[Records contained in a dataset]
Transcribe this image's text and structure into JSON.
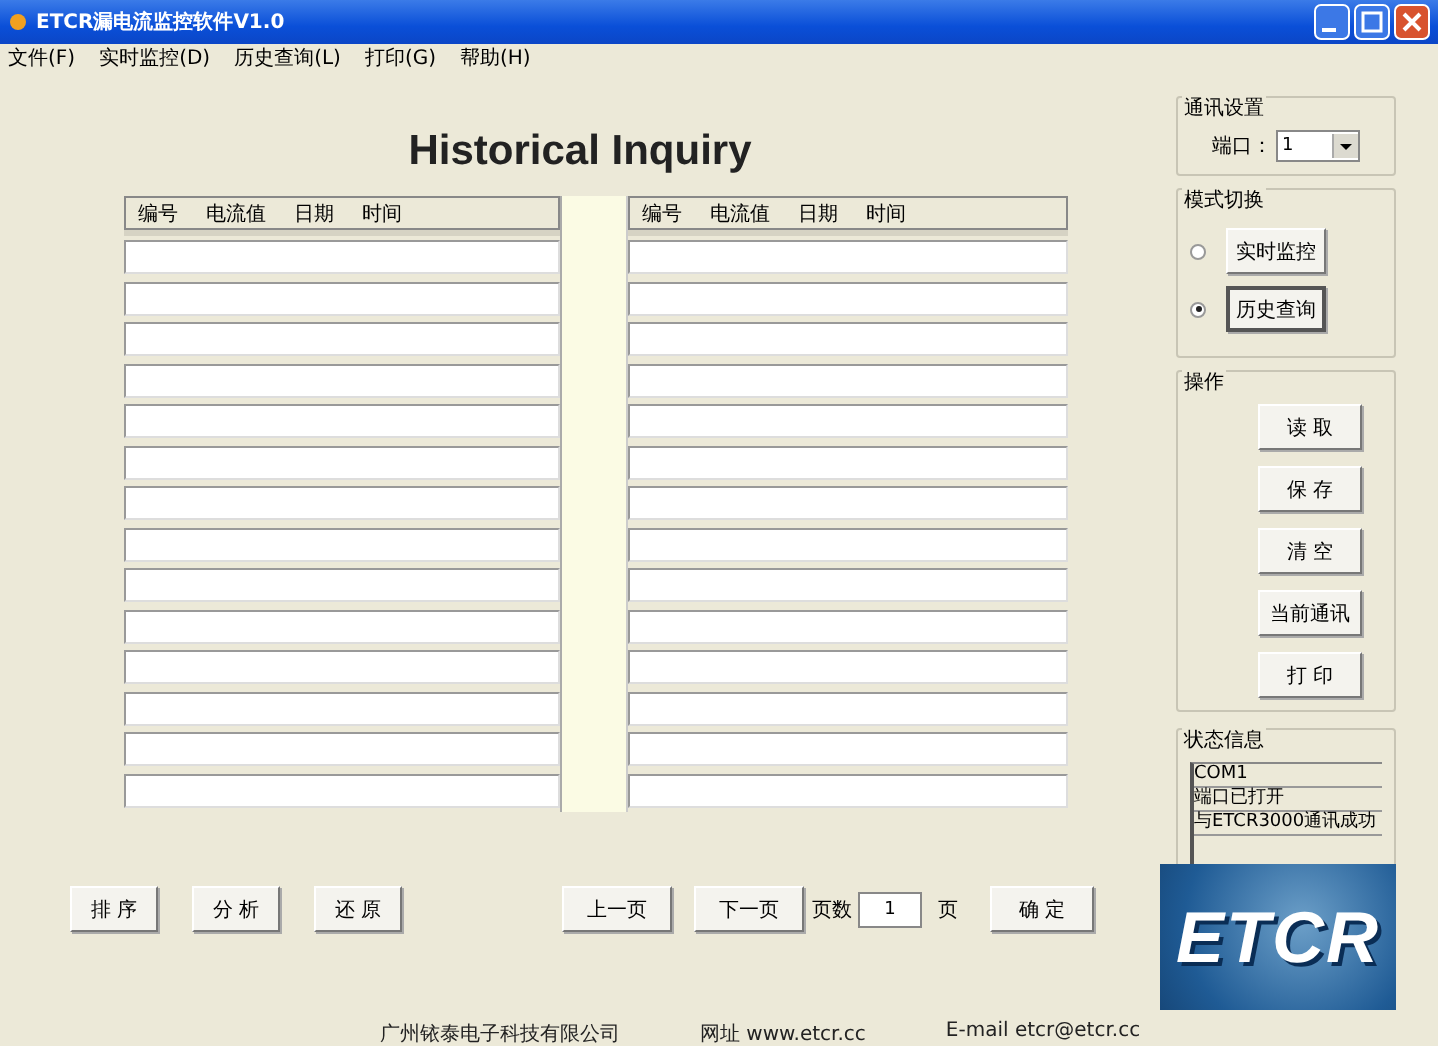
{
  "window": {
    "title": "ETCR漏电流监控软件V1.0"
  },
  "menu": [
    "文件(F)",
    "实时监控(D)",
    "历史查询(L)",
    "打印(G)",
    "帮助(H)"
  ],
  "heading": "Historical Inquiry",
  "table": {
    "left_columns": [
      "编号",
      "电流值",
      "日期",
      "时间"
    ],
    "right_columns": [
      "编号",
      "电流值",
      "日期",
      "时间"
    ]
  },
  "comm": {
    "title": "通讯设置",
    "port_label": "端口：",
    "port_value": "1"
  },
  "mode": {
    "title": "模式切换",
    "options": [
      {
        "label": "实时监控",
        "selected": false
      },
      {
        "label": "历史查询",
        "selected": true
      }
    ]
  },
  "operations": {
    "title": "操作",
    "buttons": [
      "读 取",
      "保 存",
      "清 空",
      "当前通讯",
      "打 印"
    ]
  },
  "status": {
    "title": "状态信息",
    "lines": [
      "COM1",
      "端口已打开",
      "与ETCR3000通讯成功"
    ]
  },
  "bottom": {
    "left_buttons": [
      "排 序",
      "分 析",
      "还 原"
    ],
    "prev": "上一页",
    "next": "下一页",
    "page_label": "页数",
    "page_value": "1",
    "page_unit": "页",
    "confirm": "确 定"
  },
  "logo": "ETCR",
  "footer": [
    "广州铱泰电子科技有限公司",
    "网址 www.etcr.cc",
    "E-mail etcr@etcr.cc"
  ]
}
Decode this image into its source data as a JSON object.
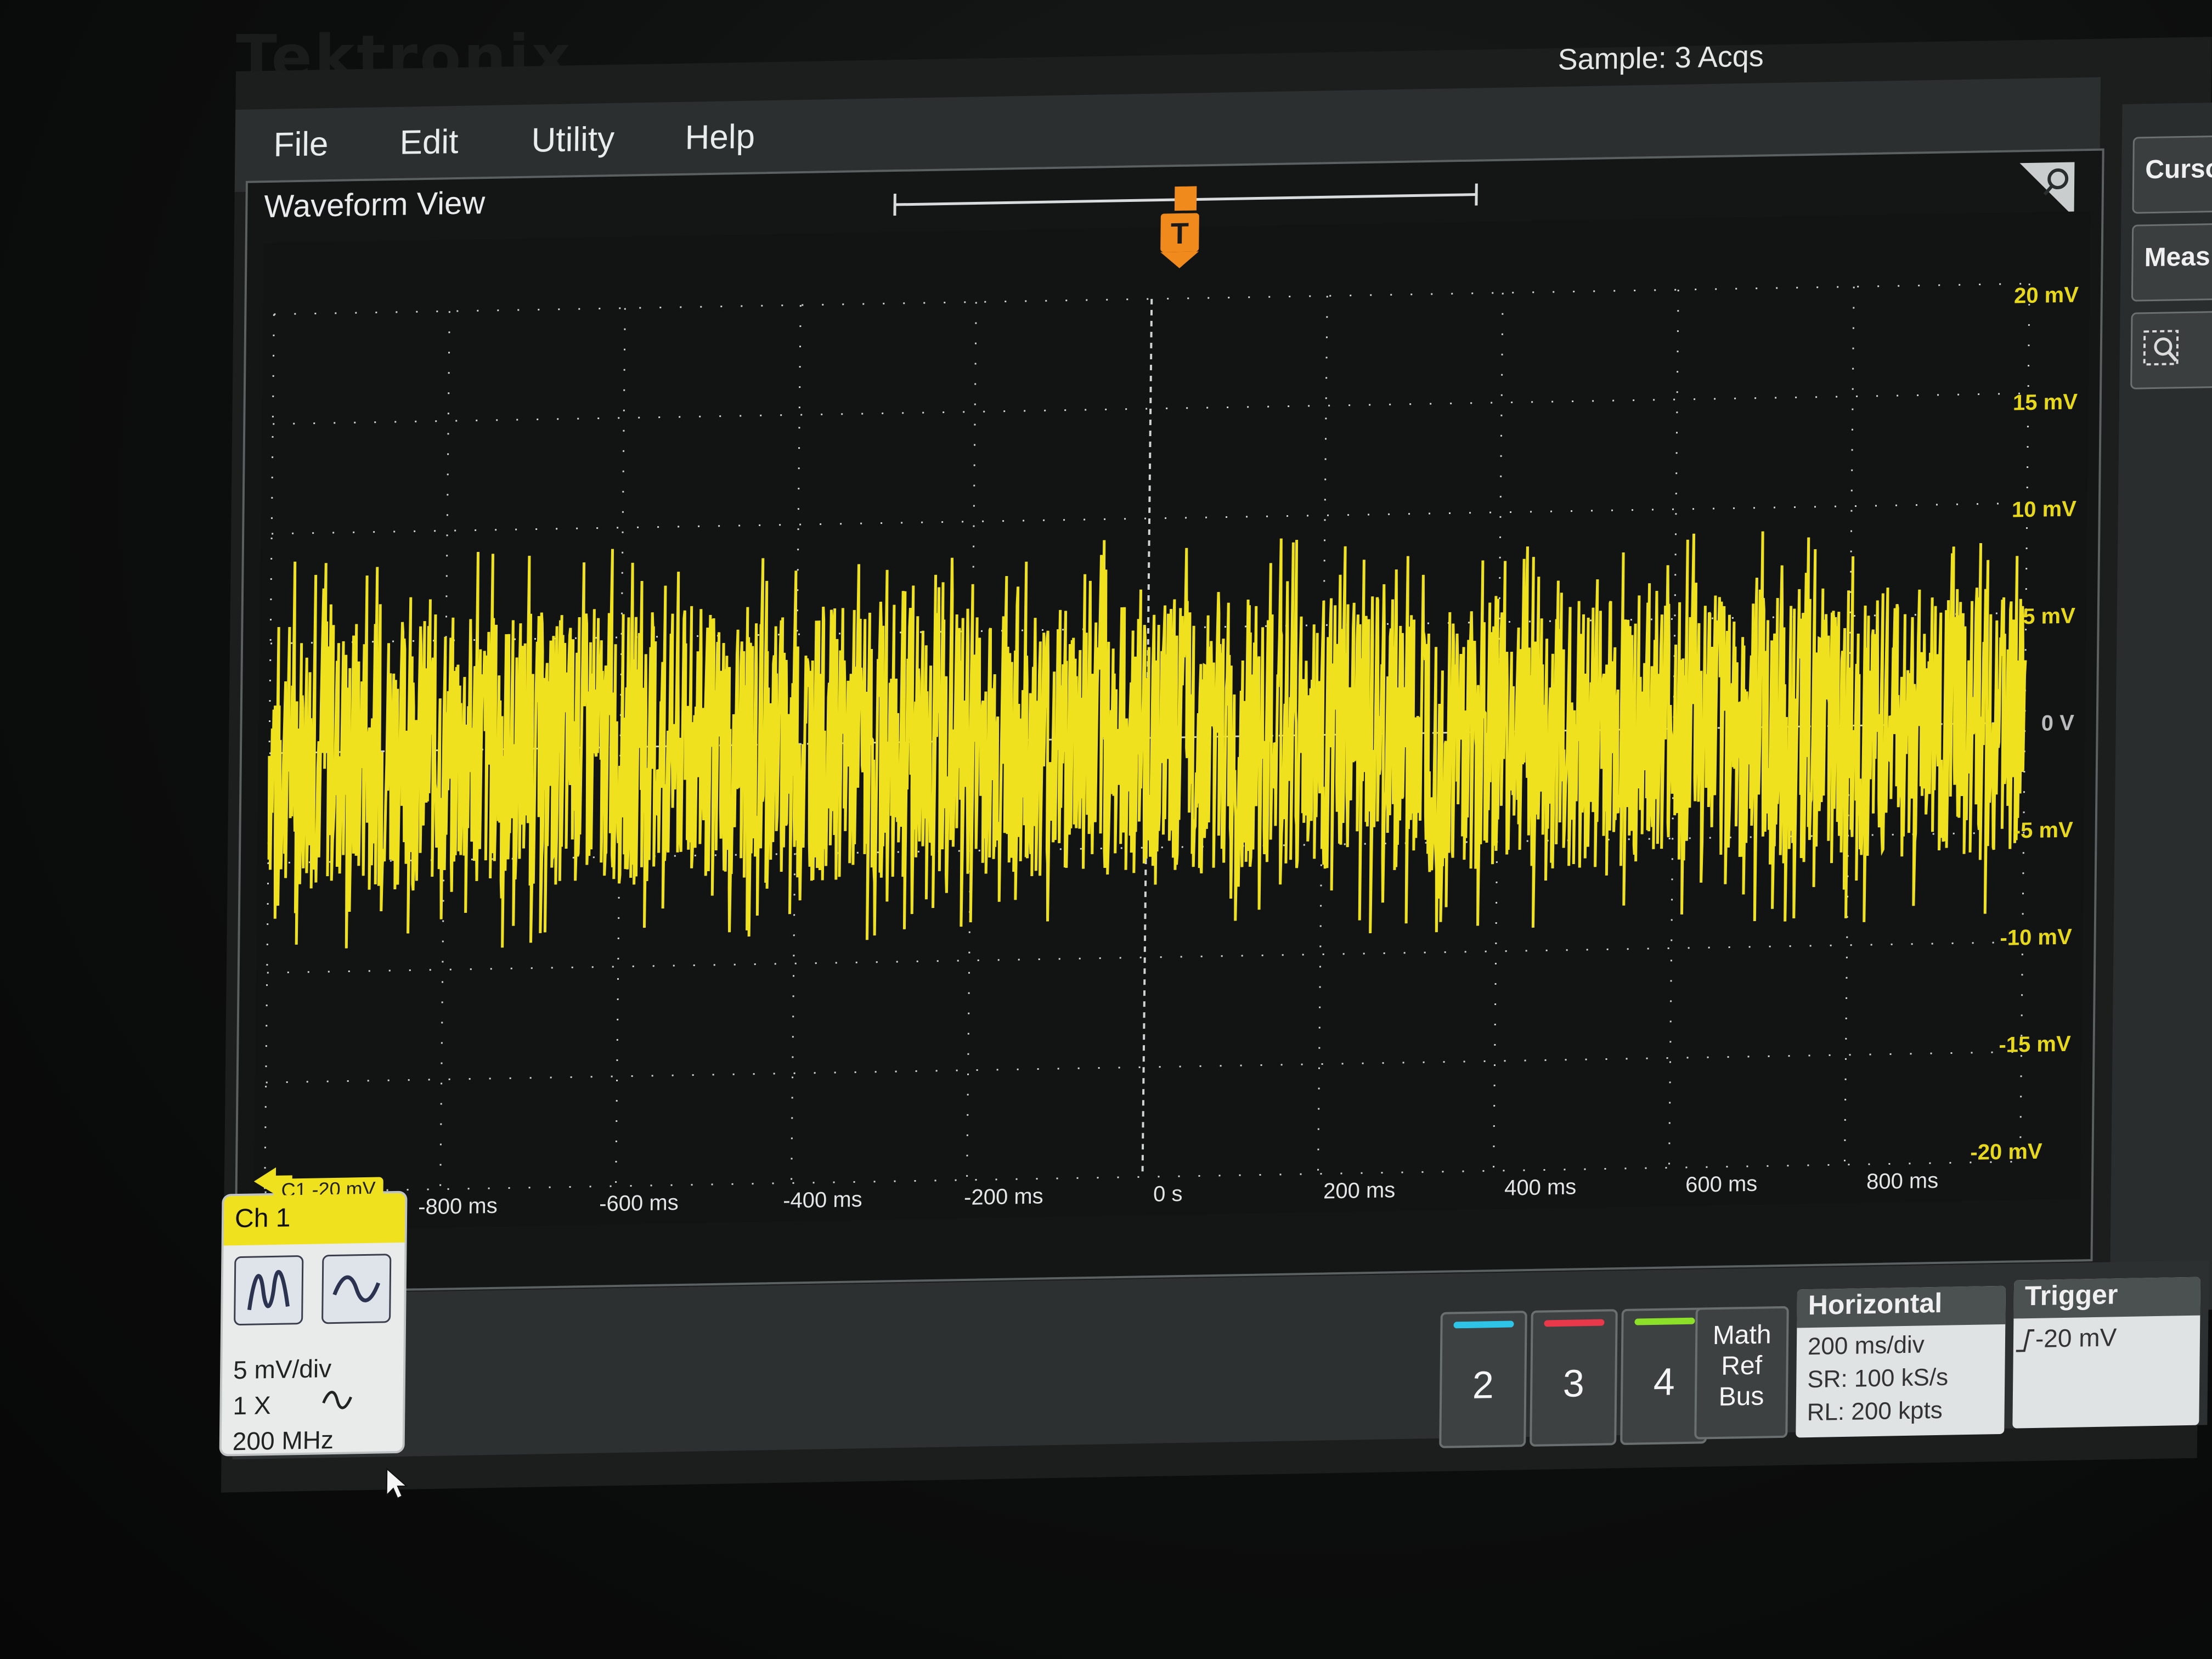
{
  "bezel": {
    "logo": "Tektronix"
  },
  "menu": {
    "file": "File",
    "edit": "Edit",
    "utility": "Utility",
    "help": "Help"
  },
  "status": {
    "acquisition": "Sample: 3 Acqs"
  },
  "waveform_view": {
    "title": "Waveform View"
  },
  "sidebar": {
    "cursors": "Curso",
    "measure": "Meas"
  },
  "trigger_marker": "T",
  "y_axis": {
    "labels": [
      "20 mV",
      "15 mV",
      "10 mV",
      "5 mV",
      "0 V",
      "-5 mV",
      "-10 mV",
      "-15 mV",
      "-20 mV"
    ]
  },
  "x_axis": {
    "labels": [
      "-800 ms",
      "-600 ms",
      "-400 ms",
      "-200 ms",
      "0 s",
      "200 ms",
      "400 ms",
      "600 ms",
      "800 ms"
    ]
  },
  "channel1": {
    "tab_label": "C1 -20 mV",
    "title": "Ch 1",
    "scale": "5 mV/div",
    "probe": "1 X",
    "bandwidth": "200 MHz",
    "coupling_icon": "ac-coupling-icon",
    "color": "#efe11e"
  },
  "channel_buttons": [
    {
      "label": "2",
      "color": "#2ec4e8"
    },
    {
      "label": "3",
      "color": "#e8384a"
    },
    {
      "label": "4",
      "color": "#8ce02a"
    }
  ],
  "math_ref_bus": {
    "line1": "Math",
    "line2": "Ref",
    "line3": "Bus"
  },
  "horizontal": {
    "title": "Horizontal",
    "scale": "200 ms/div",
    "sample_rate": "SR: 100 kS/s",
    "record_length": "RL: 200 kpts"
  },
  "trigger": {
    "title": "Trigger",
    "level": "-20 mV",
    "slope_icon": "rising-edge-icon"
  },
  "colors": {
    "trace": "#efe11e",
    "trigger_marker": "#f08a1c",
    "grid": "#cfd3d3"
  },
  "chart_data": {
    "type": "line",
    "x_range": [
      -1000,
      1000
    ],
    "y_range": [
      -20,
      20
    ],
    "x_unit": "ms",
    "y_unit": "mV",
    "grid": true,
    "series": [
      {
        "name": "Ch 1",
        "noise_band_mV": [
          -7,
          7
        ],
        "offset_mV": 0
      }
    ]
  }
}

» **Exercise details**:
Transcribe every line in the entries above, taking out only the images.

» **Task result**:
Transcribe this image's text and structure into JSON.
{
  "window": {
    "title": "ETCR漏电流监控软件V1.0"
  },
  "menu": [
    "文件(F)",
    "实时监控(D)",
    "历史查询(L)",
    "打印(G)",
    "帮助(H)"
  ],
  "heading": "Historical Inquiry",
  "table": {
    "left_columns": [
      "编号",
      "电流值",
      "日期",
      "时间"
    ],
    "right_columns": [
      "编号",
      "电流值",
      "日期",
      "时间"
    ]
  },
  "comm": {
    "title": "通讯设置",
    "port_label": "端口：",
    "port_value": "1"
  },
  "mode": {
    "title": "模式切换",
    "options": [
      {
        "label": "实时监控",
        "selected": false
      },
      {
        "label": "历史查询",
        "selected": true
      }
    ]
  },
  "operations": {
    "title": "操作",
    "buttons": [
      "读 取",
      "保 存",
      "清 空",
      "当前通讯",
      "打 印"
    ]
  },
  "status": {
    "title": "状态信息",
    "lines": [
      "COM1",
      "端口已打开",
      "与ETCR3000通讯成功"
    ]
  },
  "bottom": {
    "left_buttons": [
      "排 序",
      "分 析",
      "还 原"
    ],
    "prev": "上一页",
    "next": "下一页",
    "page_label": "页数",
    "page_value": "1",
    "page_unit": "页",
    "confirm": "确 定"
  },
  "logo": "ETCR",
  "footer": [
    "广州铱泰电子科技有限公司",
    "网址 www.etcr.cc",
    "E-mail etcr@etcr.cc"
  ]
}
Decode this image into its source data as a JSON object.
{
  "bezel": {
    "logo": "Tektronix"
  },
  "menu": {
    "file": "File",
    "edit": "Edit",
    "utility": "Utility",
    "help": "Help"
  },
  "status": {
    "acquisition": "Sample: 3 Acqs"
  },
  "waveform_view": {
    "title": "Waveform View"
  },
  "sidebar": {
    "cursors": "Curso",
    "measure": "Meas"
  },
  "trigger_marker": "T",
  "y_axis": {
    "labels": [
      "20 mV",
      "15 mV",
      "10 mV",
      "5 mV",
      "0 V",
      "-5 mV",
      "-10 mV",
      "-15 mV",
      "-20 mV"
    ]
  },
  "x_axis": {
    "labels": [
      "-800 ms",
      "-600 ms",
      "-400 ms",
      "-200 ms",
      "0 s",
      "200 ms",
      "400 ms",
      "600 ms",
      "800 ms"
    ]
  },
  "channel1": {
    "tab_label": "C1 -20 mV",
    "title": "Ch 1",
    "scale": "5 mV/div",
    "probe": "1 X",
    "bandwidth": "200 MHz",
    "coupling_icon": "ac-coupling-icon",
    "color": "#efe11e"
  },
  "channel_buttons": [
    {
      "label": "2",
      "color": "#2ec4e8"
    },
    {
      "label": "3",
      "color": "#e8384a"
    },
    {
      "label": "4",
      "color": "#8ce02a"
    }
  ],
  "math_ref_bus": {
    "line1": "Math",
    "line2": "Ref",
    "line3": "Bus"
  },
  "horizontal": {
    "title": "Horizontal",
    "scale": "200 ms/div",
    "sample_rate": "SR: 100 kS/s",
    "record_length": "RL: 200 kpts"
  },
  "trigger": {
    "title": "Trigger",
    "level": "-20 mV",
    "slope_icon": "rising-edge-icon"
  },
  "colors": {
    "trace": "#efe11e",
    "trigger_marker": "#f08a1c",
    "grid": "#cfd3d3"
  },
  "chart_data": {
    "type": "line",
    "x_range": [
      -1000,
      1000
    ],
    "y_range": [
      -20,
      20
    ],
    "x_unit": "ms",
    "y_unit": "mV",
    "grid": true,
    "series": [
      {
        "name": "Ch 1",
        "noise_band_mV": [
          -7,
          7
        ],
        "offset_mV": 0
      }
    ]
  }
}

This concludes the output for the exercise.